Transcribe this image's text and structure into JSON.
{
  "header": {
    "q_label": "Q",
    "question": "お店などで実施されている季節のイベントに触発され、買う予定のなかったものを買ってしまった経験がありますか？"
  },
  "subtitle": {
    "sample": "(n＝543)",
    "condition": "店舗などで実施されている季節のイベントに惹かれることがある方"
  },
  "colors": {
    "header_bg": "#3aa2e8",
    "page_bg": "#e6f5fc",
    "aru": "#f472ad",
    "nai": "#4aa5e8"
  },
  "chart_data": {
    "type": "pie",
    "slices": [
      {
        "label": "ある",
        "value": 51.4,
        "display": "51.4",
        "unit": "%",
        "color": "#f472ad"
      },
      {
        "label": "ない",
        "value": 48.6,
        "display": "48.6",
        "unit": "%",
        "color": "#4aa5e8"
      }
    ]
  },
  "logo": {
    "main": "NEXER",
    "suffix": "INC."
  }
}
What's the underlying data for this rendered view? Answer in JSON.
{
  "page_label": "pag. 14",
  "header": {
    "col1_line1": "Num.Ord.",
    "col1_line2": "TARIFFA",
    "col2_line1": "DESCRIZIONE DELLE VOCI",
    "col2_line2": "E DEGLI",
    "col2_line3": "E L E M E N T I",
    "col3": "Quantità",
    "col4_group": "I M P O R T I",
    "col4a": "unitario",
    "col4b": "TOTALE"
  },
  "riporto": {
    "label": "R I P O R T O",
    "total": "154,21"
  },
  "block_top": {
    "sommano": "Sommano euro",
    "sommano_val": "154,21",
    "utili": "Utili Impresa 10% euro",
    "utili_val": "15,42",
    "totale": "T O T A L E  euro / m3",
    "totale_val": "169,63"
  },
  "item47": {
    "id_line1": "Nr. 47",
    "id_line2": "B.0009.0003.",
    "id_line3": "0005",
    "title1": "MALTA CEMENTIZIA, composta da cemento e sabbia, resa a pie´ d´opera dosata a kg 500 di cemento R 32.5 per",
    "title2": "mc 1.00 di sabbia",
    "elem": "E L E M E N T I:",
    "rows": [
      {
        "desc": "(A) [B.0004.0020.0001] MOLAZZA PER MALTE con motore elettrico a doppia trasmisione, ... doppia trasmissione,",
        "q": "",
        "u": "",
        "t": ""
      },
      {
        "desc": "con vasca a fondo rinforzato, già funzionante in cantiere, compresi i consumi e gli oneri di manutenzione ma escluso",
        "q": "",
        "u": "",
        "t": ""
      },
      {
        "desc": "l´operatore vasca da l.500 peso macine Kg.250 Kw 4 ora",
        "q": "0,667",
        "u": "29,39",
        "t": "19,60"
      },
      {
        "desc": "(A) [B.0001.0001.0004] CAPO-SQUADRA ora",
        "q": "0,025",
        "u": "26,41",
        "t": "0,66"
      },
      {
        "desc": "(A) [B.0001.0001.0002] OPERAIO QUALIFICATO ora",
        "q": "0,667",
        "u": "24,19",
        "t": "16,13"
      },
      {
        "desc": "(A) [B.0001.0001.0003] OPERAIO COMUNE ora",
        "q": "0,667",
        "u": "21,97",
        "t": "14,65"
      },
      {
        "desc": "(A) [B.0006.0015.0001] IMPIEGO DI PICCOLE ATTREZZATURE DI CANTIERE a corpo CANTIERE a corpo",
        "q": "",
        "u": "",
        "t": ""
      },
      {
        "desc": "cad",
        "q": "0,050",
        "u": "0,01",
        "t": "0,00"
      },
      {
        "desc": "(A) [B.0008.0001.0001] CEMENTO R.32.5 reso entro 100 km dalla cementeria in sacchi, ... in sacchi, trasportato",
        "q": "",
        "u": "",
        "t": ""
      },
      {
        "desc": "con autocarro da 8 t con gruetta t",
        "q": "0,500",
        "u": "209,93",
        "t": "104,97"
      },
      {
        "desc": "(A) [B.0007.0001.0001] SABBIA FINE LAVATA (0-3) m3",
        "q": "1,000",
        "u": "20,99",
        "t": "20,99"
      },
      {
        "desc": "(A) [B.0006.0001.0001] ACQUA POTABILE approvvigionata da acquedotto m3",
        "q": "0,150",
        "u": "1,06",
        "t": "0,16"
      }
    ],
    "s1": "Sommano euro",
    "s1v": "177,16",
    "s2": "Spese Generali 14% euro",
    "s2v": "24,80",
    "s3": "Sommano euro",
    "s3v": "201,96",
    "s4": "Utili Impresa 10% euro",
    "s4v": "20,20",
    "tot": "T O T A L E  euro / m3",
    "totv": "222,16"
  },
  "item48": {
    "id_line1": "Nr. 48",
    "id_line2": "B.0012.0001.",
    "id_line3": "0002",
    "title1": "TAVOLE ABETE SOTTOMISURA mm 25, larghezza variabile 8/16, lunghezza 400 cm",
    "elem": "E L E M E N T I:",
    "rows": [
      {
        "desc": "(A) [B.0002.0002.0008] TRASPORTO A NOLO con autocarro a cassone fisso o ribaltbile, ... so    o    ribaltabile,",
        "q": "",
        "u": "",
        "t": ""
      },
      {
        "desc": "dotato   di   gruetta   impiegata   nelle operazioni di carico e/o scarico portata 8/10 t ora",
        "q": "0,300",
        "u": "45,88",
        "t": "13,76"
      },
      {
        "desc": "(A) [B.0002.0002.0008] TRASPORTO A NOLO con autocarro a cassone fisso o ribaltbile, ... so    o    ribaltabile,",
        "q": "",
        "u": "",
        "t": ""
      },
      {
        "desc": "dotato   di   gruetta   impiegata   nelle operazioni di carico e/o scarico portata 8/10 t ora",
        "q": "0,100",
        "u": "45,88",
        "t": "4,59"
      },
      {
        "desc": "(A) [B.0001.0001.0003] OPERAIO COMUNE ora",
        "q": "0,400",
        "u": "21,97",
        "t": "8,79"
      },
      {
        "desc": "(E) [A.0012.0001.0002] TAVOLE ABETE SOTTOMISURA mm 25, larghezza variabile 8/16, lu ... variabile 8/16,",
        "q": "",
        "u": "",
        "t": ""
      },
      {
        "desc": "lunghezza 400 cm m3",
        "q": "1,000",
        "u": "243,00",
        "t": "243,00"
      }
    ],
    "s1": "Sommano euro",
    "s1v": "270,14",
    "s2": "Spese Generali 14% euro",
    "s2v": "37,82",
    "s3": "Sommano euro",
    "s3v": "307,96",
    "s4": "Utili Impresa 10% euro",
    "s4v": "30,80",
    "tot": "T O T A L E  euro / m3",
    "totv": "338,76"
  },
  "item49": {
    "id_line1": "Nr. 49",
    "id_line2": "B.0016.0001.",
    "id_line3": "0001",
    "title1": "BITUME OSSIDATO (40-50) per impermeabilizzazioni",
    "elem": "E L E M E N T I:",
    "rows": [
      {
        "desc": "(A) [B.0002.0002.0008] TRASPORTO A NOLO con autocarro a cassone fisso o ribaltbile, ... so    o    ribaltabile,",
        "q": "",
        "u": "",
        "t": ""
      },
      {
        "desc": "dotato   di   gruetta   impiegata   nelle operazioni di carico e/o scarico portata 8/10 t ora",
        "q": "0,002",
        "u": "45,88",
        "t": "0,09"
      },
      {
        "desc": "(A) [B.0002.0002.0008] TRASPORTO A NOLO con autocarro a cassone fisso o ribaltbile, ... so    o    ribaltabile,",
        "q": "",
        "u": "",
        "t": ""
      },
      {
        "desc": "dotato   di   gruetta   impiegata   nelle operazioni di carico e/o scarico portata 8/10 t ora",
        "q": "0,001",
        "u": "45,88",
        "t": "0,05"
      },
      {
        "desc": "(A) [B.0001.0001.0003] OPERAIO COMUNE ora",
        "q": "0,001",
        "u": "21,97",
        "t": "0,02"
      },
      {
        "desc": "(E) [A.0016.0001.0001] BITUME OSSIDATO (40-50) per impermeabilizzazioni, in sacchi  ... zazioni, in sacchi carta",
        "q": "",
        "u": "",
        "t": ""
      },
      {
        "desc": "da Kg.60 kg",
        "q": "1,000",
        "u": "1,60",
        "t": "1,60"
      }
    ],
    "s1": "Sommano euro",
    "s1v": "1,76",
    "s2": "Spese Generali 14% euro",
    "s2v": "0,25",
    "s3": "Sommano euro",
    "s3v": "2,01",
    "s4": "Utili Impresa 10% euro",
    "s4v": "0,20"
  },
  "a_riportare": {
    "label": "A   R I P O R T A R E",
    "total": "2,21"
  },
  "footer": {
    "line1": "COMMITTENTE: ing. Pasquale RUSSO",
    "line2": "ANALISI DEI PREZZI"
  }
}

__What to do__: Make a list of all lines in the data that contain "JSON".

__Reply to the task__:
Transcribe this image's text and structure into JSON.
What's the underlying data for this rendered view? Answer in JSON.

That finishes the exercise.